** STATED GOAL **
Find the line that contains "Give me the"; then retype it and each line after it, exactly, through the final line of the data below.

Dataset items:
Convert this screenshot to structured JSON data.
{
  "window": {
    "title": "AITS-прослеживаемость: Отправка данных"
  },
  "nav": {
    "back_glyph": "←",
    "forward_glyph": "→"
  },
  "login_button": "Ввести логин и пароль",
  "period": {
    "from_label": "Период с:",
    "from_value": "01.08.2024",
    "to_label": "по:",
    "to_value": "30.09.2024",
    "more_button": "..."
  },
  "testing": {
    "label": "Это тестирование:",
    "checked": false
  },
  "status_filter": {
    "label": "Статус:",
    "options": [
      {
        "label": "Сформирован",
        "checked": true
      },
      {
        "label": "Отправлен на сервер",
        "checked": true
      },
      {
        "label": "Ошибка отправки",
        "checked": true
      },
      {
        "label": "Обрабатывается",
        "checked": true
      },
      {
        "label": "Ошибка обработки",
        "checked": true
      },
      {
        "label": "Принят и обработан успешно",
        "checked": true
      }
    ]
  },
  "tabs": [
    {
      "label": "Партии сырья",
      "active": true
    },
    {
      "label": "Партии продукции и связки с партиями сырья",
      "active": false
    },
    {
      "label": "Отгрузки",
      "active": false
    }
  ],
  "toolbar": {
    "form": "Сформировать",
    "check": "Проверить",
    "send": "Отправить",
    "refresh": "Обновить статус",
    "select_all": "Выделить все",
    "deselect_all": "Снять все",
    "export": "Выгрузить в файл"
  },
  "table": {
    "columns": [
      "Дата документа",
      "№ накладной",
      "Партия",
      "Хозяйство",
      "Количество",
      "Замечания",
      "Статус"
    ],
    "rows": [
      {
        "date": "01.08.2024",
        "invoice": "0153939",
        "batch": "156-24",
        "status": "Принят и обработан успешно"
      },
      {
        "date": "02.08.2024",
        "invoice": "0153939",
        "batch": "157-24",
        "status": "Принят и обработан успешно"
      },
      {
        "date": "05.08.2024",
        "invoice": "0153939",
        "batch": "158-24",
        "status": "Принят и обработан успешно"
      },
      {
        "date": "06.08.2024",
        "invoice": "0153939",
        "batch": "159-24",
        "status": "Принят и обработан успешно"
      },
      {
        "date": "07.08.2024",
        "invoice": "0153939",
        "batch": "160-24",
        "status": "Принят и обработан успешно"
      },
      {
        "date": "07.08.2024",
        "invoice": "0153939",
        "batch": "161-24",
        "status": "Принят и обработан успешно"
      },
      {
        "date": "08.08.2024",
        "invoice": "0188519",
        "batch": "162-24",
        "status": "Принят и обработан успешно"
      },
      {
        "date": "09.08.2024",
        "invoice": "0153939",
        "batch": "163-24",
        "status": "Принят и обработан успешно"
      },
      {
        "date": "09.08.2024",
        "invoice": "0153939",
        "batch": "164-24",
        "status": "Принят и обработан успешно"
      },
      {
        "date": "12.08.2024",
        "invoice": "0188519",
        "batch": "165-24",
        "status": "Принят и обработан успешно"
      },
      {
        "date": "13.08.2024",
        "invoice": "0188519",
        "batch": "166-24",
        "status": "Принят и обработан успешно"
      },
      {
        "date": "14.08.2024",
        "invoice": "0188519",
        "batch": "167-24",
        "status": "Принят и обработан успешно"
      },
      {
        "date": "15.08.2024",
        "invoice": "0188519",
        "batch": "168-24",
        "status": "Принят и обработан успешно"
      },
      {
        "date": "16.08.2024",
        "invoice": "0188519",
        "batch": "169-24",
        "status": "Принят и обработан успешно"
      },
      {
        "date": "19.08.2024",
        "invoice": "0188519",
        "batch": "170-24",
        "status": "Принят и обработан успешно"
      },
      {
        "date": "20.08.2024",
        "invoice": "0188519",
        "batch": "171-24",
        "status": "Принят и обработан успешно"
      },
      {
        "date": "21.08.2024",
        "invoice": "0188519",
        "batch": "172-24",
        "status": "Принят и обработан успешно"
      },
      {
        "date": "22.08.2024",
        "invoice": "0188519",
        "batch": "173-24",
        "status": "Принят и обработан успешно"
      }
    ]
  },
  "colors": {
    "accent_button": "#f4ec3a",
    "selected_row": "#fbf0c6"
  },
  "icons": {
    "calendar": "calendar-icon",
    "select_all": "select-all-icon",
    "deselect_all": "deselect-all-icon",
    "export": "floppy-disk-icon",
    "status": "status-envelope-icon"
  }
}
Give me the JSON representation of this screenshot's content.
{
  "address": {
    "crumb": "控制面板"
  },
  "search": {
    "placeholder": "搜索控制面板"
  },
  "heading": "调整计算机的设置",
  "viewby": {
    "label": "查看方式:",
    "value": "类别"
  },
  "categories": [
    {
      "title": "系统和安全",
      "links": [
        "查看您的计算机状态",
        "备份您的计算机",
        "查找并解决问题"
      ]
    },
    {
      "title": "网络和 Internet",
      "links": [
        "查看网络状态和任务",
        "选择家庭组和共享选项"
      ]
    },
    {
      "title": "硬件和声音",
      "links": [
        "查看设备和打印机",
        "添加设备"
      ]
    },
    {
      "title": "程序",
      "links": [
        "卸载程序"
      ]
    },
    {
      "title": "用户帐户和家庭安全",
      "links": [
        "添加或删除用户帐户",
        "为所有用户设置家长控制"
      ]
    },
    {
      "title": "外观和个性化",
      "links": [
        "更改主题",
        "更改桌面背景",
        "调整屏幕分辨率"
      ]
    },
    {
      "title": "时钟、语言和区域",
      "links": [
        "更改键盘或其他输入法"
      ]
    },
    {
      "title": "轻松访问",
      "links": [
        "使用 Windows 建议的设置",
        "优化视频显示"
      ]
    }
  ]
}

** TASK ANSWER **
Give me the JSON representation of this screenshot's content.
{
  "address": {
    "crumb": "控制面板"
  },
  "search": {
    "placeholder": "搜索控制面板"
  },
  "heading": "调整计算机的设置",
  "viewby": {
    "label": "查看方式:",
    "value": "类别"
  },
  "categories": [
    {
      "title": "系统和安全",
      "links": [
        "查看您的计算机状态",
        "备份您的计算机",
        "查找并解决问题"
      ]
    },
    {
      "title": "网络和 Internet",
      "links": [
        "查看网络状态和任务",
        "选择家庭组和共享选项"
      ]
    },
    {
      "title": "硬件和声音",
      "links": [
        "查看设备和打印机",
        "添加设备"
      ]
    },
    {
      "title": "程序",
      "links": [
        "卸载程序"
      ]
    },
    {
      "title": "用户帐户和家庭安全",
      "links": [
        "添加或删除用户帐户",
        "为所有用户设置家长控制"
      ]
    },
    {
      "title": "外观和个性化",
      "links": [
        "更改主题",
        "更改桌面背景",
        "调整屏幕分辨率"
      ]
    },
    {
      "title": "时钟、语言和区域",
      "links": [
        "更改键盘或其他输入法"
      ]
    },
    {
      "title": "轻松访问",
      "links": [
        "使用 Windows 建议的设置",
        "优化视频显示"
      ]
    }
  ]
}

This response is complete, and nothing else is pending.